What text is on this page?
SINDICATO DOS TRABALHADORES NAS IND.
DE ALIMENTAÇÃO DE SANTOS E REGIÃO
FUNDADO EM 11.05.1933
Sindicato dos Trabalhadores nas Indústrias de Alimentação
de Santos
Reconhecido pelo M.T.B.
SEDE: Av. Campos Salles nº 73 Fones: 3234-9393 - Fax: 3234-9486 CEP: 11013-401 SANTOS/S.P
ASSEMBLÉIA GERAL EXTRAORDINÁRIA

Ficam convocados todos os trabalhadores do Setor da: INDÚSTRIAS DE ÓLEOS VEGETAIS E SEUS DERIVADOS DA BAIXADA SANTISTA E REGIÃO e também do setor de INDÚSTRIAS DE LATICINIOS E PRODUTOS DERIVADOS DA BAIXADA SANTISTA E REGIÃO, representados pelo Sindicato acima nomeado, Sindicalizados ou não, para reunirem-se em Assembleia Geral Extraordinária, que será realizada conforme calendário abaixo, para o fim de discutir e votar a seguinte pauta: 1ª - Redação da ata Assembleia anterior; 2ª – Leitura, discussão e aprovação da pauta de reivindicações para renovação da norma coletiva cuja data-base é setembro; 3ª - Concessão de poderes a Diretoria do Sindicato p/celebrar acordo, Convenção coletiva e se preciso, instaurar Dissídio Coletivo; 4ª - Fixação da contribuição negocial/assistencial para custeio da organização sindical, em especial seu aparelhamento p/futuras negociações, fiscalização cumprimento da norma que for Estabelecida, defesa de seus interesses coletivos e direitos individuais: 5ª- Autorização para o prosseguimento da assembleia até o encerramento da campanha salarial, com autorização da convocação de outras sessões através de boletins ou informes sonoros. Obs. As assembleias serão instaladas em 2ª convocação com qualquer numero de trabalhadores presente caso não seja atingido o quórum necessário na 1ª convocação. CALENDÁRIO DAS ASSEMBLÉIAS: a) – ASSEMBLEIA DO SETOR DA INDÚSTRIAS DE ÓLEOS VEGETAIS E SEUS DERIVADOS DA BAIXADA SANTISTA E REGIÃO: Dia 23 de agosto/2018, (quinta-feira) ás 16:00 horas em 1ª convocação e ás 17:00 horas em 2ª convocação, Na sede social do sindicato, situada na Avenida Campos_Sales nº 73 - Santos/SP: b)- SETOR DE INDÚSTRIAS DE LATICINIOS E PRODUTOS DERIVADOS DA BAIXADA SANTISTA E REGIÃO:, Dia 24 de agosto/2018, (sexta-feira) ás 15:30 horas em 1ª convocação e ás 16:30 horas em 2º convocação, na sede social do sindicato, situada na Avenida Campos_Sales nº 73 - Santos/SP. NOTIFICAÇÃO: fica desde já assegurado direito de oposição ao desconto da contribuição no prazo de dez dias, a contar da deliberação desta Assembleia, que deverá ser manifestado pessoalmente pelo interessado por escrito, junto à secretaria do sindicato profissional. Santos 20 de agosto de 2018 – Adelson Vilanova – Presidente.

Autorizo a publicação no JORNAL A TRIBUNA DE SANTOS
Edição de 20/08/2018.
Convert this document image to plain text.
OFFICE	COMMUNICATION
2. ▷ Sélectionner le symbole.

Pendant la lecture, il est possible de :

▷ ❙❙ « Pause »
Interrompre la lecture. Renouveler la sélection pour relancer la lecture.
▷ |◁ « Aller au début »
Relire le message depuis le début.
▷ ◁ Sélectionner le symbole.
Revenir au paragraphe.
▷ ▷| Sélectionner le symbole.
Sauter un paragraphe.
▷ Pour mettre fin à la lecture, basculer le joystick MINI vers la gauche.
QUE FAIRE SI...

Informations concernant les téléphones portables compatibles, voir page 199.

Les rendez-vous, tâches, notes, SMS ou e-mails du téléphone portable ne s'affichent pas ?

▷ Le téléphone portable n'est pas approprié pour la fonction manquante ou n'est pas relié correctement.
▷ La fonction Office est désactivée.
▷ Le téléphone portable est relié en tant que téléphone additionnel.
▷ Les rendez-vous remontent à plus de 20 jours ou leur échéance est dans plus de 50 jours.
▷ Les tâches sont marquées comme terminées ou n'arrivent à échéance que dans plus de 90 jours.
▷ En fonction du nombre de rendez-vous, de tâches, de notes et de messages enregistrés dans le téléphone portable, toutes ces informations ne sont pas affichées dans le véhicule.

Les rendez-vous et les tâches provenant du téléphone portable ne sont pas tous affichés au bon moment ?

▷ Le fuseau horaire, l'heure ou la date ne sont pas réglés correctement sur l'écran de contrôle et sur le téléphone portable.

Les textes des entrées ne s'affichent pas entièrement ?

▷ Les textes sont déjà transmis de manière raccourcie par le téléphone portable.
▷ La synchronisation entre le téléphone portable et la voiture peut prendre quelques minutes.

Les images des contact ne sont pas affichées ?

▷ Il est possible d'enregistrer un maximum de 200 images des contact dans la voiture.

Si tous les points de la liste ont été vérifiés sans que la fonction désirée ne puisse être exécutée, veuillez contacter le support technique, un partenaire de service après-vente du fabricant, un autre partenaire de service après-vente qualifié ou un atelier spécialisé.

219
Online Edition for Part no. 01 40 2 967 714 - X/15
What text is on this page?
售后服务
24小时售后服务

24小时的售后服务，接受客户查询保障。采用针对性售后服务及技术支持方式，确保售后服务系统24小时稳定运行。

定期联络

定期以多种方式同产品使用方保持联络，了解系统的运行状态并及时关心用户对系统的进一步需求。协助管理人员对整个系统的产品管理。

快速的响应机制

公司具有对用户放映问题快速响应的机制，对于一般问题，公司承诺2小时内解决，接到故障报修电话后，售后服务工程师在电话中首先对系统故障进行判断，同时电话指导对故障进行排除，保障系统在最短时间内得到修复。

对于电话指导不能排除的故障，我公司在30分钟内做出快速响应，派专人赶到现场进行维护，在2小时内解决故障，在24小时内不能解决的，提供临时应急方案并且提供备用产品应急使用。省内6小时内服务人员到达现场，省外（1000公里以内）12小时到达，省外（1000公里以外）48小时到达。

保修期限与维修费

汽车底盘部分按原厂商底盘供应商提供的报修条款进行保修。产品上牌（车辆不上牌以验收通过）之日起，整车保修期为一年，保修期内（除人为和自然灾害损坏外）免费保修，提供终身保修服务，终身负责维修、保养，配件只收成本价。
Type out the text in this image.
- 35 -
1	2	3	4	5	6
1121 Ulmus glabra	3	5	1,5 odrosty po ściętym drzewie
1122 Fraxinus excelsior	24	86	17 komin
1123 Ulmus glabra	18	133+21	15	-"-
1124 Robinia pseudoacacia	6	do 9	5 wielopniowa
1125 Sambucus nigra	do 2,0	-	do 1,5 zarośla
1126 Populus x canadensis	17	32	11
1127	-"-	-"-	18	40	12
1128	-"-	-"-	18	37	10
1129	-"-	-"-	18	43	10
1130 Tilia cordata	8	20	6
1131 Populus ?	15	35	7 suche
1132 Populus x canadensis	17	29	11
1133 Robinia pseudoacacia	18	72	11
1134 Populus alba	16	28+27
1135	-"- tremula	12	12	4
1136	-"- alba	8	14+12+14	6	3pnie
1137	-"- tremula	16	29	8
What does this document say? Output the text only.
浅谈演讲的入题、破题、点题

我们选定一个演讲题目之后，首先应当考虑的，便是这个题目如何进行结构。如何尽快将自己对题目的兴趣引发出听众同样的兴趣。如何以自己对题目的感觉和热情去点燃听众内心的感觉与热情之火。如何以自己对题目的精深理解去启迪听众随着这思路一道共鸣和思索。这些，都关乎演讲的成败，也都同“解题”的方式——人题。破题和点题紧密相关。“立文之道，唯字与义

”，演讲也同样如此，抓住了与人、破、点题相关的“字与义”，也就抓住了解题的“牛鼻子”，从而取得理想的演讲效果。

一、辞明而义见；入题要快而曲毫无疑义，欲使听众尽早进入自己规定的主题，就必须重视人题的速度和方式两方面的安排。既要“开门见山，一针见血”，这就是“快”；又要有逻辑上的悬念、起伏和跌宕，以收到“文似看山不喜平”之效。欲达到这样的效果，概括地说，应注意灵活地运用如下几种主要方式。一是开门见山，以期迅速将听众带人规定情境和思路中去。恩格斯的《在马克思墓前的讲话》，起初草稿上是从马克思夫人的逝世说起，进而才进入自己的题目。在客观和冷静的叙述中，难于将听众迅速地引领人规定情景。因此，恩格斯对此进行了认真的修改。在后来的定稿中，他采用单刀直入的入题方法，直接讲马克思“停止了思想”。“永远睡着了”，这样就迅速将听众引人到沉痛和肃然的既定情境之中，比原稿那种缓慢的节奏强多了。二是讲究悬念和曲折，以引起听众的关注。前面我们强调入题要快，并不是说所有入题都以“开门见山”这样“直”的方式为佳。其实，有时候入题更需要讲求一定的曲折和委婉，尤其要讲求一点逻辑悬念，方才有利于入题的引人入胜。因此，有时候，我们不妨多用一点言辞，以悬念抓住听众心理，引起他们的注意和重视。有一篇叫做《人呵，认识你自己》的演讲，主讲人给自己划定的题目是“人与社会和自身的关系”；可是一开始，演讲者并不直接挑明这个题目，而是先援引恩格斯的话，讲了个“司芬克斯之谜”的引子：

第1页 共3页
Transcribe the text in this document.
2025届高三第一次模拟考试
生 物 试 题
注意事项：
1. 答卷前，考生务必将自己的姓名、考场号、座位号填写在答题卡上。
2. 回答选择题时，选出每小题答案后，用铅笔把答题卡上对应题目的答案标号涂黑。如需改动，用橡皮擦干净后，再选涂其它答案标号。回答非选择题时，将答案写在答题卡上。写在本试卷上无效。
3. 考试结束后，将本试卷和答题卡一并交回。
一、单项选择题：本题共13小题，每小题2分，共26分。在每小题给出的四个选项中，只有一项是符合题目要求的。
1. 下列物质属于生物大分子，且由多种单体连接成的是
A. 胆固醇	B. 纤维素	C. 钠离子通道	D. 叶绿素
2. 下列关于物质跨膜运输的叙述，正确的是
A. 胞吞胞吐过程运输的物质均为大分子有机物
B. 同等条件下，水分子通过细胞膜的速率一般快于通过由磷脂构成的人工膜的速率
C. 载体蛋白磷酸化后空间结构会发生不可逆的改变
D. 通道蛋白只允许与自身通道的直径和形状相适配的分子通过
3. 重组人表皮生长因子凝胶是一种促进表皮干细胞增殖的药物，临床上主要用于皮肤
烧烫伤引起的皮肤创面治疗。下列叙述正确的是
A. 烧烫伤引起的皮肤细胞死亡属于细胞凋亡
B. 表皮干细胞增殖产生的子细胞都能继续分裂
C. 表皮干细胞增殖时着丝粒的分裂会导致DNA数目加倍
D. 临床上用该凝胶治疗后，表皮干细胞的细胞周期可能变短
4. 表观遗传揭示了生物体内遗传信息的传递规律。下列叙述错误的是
────────────────────────────────────────
### What you have to do
State, as a bare number, how many lines of the listing hold the word "pseudoacacia".

### Result below
2